→ **What is required**: Set down each entry exactly as given; pictures should not appear in the copy.

--------

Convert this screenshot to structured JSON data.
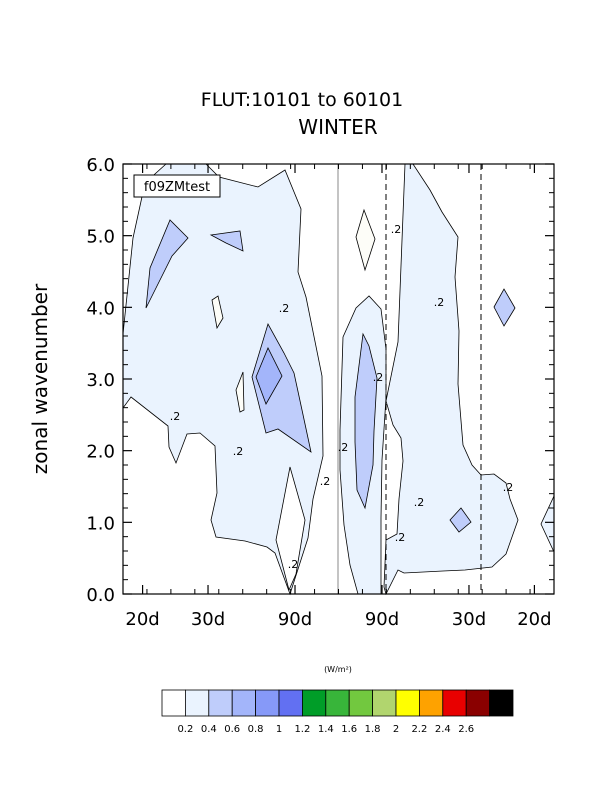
{
  "chart_data": {
    "type": "contour",
    "title": "FLUT:10101 to 60101",
    "subtitle": "WINTER",
    "ylabel": "zonal wavenumber",
    "xlabel": "",
    "ylim": [
      0.0,
      6.0
    ],
    "y_ticks": [
      "0.0",
      "1.0",
      "2.0",
      "3.0",
      "4.0",
      "5.0",
      "6.0"
    ],
    "x_tick_labels": [
      "20d",
      "30d",
      "90d",
      "90d",
      "30d",
      "20d"
    ],
    "x_tick_positions": [
      -0.05,
      -0.0333,
      -0.0111,
      0.0111,
      0.0333,
      0.05
    ],
    "xlim": [
      -0.055,
      0.055
    ],
    "legend_box_label": "f09ZMtest",
    "contour_label": ".2",
    "colorbar": {
      "units_label": "(W/m²)",
      "levels": [
        "0.2",
        "0.4",
        "0.6",
        "0.8",
        "1",
        "1.2",
        "1.4",
        "1.6",
        "1.8",
        "2",
        "2.2",
        "2.4",
        "2.6"
      ],
      "colors": [
        "#ffffff",
        "#eaf3fe",
        "#bfcdfb",
        "#a3b5fa",
        "#8699f8",
        "#6270f2",
        "#009d28",
        "#38b53a",
        "#72c83f",
        "#b1d56e",
        "#ffff00",
        "#fea200",
        "#e80000",
        "#8a0000",
        "#000000"
      ]
    }
  }
}
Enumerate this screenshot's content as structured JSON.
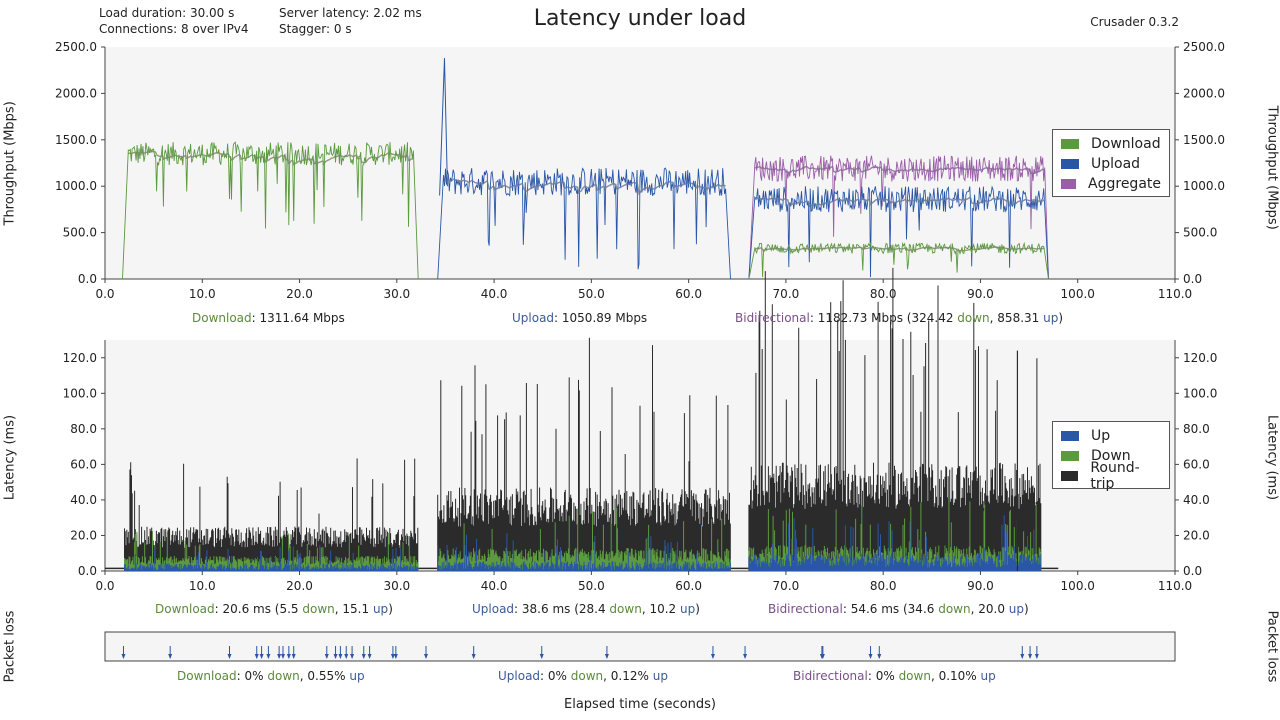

--------

→ **Expected answer**:
Convert this screenshot to structured JSON data.
{
  "chart_data": {
    "type": "contour",
    "title": "FLUT:10101 to 60101",
    "subtitle": "WINTER",
    "ylabel": "zonal wavenumber",
    "xlabel": "",
    "ylim": [
      0.0,
      6.0
    ],
    "y_ticks": [
      "0.0",
      "1.0",
      "2.0",
      "3.0",
      "4.0",
      "5.0",
      "6.0"
    ],
    "x_tick_labels": [
      "20d",
      "30d",
      "90d",
      "90d",
      "30d",
      "20d"
    ],
    "x_tick_positions": [
      -0.05,
      -0.0333,
      -0.0111,
      0.0111,
      0.0333,
      0.05
    ],
    "xlim": [
      -0.055,
      0.055
    ],
    "legend_box_label": "f09ZMtest",
    "contour_label": ".2",
    "colorbar": {
      "units_label": "(W/m²)",
      "levels": [
        "0.2",
        "0.4",
        "0.6",
        "0.8",
        "1",
        "1.2",
        "1.4",
        "1.6",
        "1.8",
        "2",
        "2.2",
        "2.4",
        "2.6"
      ],
      "colors": [
        "#ffffff",
        "#eaf3fe",
        "#bfcdfb",
        "#a3b5fa",
        "#8699f8",
        "#6270f2",
        "#009d28",
        "#38b53a",
        "#72c83f",
        "#b1d56e",
        "#ffff00",
        "#fea200",
        "#e80000",
        "#8a0000",
        "#000000"
      ]
    }
  }
}
Enumerate this screenshot's content as structured JSON.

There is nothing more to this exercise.